[Data items]
»»
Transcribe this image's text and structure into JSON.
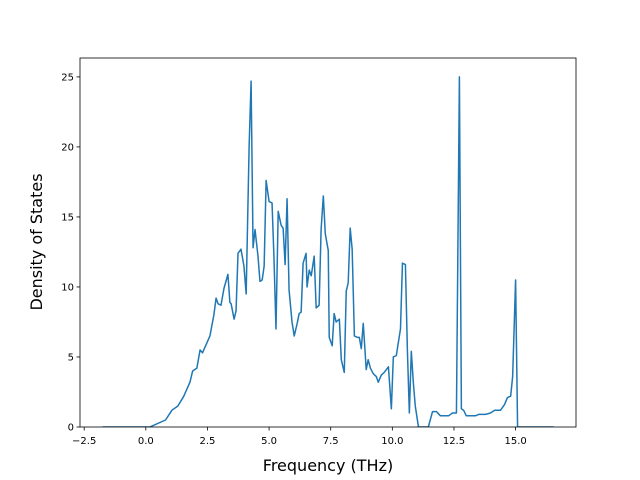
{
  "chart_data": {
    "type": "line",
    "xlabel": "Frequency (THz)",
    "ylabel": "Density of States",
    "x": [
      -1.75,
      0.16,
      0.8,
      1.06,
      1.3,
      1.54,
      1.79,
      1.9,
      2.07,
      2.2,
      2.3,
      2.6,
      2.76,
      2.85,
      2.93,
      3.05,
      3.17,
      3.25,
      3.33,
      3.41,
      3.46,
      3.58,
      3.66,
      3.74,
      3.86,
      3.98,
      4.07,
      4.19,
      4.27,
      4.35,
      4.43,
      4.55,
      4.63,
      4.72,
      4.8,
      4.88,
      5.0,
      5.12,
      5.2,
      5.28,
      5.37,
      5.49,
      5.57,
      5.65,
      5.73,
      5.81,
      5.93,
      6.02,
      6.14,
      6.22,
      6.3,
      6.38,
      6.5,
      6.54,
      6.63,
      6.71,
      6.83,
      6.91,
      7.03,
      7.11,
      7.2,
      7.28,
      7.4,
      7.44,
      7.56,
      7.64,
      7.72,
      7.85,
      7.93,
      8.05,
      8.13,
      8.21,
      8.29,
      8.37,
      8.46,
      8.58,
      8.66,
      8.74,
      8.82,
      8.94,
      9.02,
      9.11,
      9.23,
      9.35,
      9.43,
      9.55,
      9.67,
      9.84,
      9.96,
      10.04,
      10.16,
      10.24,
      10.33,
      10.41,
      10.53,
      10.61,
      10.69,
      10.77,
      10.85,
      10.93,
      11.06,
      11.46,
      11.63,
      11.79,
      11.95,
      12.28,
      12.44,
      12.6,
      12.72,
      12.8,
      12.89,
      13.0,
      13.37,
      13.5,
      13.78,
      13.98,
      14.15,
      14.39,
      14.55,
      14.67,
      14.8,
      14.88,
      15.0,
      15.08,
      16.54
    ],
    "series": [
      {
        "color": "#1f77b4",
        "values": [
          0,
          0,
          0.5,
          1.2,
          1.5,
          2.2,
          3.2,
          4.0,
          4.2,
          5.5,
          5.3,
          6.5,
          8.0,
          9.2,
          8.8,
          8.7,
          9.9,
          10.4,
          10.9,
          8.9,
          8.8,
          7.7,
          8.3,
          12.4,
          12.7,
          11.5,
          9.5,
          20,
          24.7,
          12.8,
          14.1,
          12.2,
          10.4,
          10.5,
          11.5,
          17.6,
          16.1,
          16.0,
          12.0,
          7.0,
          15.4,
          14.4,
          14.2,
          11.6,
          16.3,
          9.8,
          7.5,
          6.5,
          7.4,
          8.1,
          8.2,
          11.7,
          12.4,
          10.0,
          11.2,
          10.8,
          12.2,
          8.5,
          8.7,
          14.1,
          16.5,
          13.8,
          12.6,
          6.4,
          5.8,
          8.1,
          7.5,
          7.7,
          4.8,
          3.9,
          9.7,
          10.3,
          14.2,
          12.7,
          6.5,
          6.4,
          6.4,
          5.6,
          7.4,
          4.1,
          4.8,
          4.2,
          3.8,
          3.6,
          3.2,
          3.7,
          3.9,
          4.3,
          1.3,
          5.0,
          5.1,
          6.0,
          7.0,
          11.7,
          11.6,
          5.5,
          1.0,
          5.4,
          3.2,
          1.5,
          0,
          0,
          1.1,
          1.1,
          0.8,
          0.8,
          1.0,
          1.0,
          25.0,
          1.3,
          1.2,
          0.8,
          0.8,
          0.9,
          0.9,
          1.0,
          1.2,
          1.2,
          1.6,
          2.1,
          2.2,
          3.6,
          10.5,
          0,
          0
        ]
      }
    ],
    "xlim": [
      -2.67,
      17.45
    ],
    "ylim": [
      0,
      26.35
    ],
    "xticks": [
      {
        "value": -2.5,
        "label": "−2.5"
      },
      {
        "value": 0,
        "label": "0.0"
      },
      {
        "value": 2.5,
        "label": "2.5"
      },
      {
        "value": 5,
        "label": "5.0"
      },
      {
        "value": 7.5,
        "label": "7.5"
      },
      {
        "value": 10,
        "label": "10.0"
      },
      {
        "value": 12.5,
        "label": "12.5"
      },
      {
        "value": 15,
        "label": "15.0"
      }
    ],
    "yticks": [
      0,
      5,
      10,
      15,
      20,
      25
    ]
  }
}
««
* **What is asked**
Print each record exactly as it stands, leaving the images out.

* **Written response**
Transcribe this image's text and structure into JSON.
{
  "chart_data": {
    "type": "line",
    "xlabel": "Frequency (THz)",
    "ylabel": "Density of States",
    "x": [
      -1.75,
      0.16,
      0.8,
      1.06,
      1.3,
      1.54,
      1.79,
      1.9,
      2.07,
      2.2,
      2.3,
      2.6,
      2.76,
      2.85,
      2.93,
      3.05,
      3.17,
      3.25,
      3.33,
      3.41,
      3.46,
      3.58,
      3.66,
      3.74,
      3.86,
      3.98,
      4.07,
      4.19,
      4.27,
      4.35,
      4.43,
      4.55,
      4.63,
      4.72,
      4.8,
      4.88,
      5.0,
      5.12,
      5.2,
      5.28,
      5.37,
      5.49,
      5.57,
      5.65,
      5.73,
      5.81,
      5.93,
      6.02,
      6.14,
      6.22,
      6.3,
      6.38,
      6.5,
      6.54,
      6.63,
      6.71,
      6.83,
      6.91,
      7.03,
      7.11,
      7.2,
      7.28,
      7.4,
      7.44,
      7.56,
      7.64,
      7.72,
      7.85,
      7.93,
      8.05,
      8.13,
      8.21,
      8.29,
      8.37,
      8.46,
      8.58,
      8.66,
      8.74,
      8.82,
      8.94,
      9.02,
      9.11,
      9.23,
      9.35,
      9.43,
      9.55,
      9.67,
      9.84,
      9.96,
      10.04,
      10.16,
      10.24,
      10.33,
      10.41,
      10.53,
      10.61,
      10.69,
      10.77,
      10.85,
      10.93,
      11.06,
      11.46,
      11.63,
      11.79,
      11.95,
      12.28,
      12.44,
      12.6,
      12.72,
      12.8,
      12.89,
      13.0,
      13.37,
      13.5,
      13.78,
      13.98,
      14.15,
      14.39,
      14.55,
      14.67,
      14.8,
      14.88,
      15.0,
      15.08,
      16.54
    ],
    "series": [
      {
        "color": "#1f77b4",
        "values": [
          0,
          0,
          0.5,
          1.2,
          1.5,
          2.2,
          3.2,
          4.0,
          4.2,
          5.5,
          5.3,
          6.5,
          8.0,
          9.2,
          8.8,
          8.7,
          9.9,
          10.4,
          10.9,
          8.9,
          8.8,
          7.7,
          8.3,
          12.4,
          12.7,
          11.5,
          9.5,
          20,
          24.7,
          12.8,
          14.1,
          12.2,
          10.4,
          10.5,
          11.5,
          17.6,
          16.1,
          16.0,
          12.0,
          7.0,
          15.4,
          14.4,
          14.2,
          11.6,
          16.3,
          9.8,
          7.5,
          6.5,
          7.4,
          8.1,
          8.2,
          11.7,
          12.4,
          10.0,
          11.2,
          10.8,
          12.2,
          8.5,
          8.7,
          14.1,
          16.5,
          13.8,
          12.6,
          6.4,
          5.8,
          8.1,
          7.5,
          7.7,
          4.8,
          3.9,
          9.7,
          10.3,
          14.2,
          12.7,
          6.5,
          6.4,
          6.4,
          5.6,
          7.4,
          4.1,
          4.8,
          4.2,
          3.8,
          3.6,
          3.2,
          3.7,
          3.9,
          4.3,
          1.3,
          5.0,
          5.1,
          6.0,
          7.0,
          11.7,
          11.6,
          5.5,
          1.0,
          5.4,
          3.2,
          1.5,
          0,
          0,
          1.1,
          1.1,
          0.8,
          0.8,
          1.0,
          1.0,
          25.0,
          1.3,
          1.2,
          0.8,
          0.8,
          0.9,
          0.9,
          1.0,
          1.2,
          1.2,
          1.6,
          2.1,
          2.2,
          3.6,
          10.5,
          0,
          0
        ]
      }
    ],
    "xlim": [
      -2.67,
      17.45
    ],
    "ylim": [
      0,
      26.35
    ],
    "xticks": [
      {
        "value": -2.5,
        "label": "−2.5"
      },
      {
        "value": 0,
        "label": "0.0"
      },
      {
        "value": 2.5,
        "label": "2.5"
      },
      {
        "value": 5,
        "label": "5.0"
      },
      {
        "value": 7.5,
        "label": "7.5"
      },
      {
        "value": 10,
        "label": "10.0"
      },
      {
        "value": 12.5,
        "label": "12.5"
      },
      {
        "value": 15,
        "label": "15.0"
      }
    ],
    "yticks": [
      0,
      5,
      10,
      15,
      20,
      25
    ]
  }
}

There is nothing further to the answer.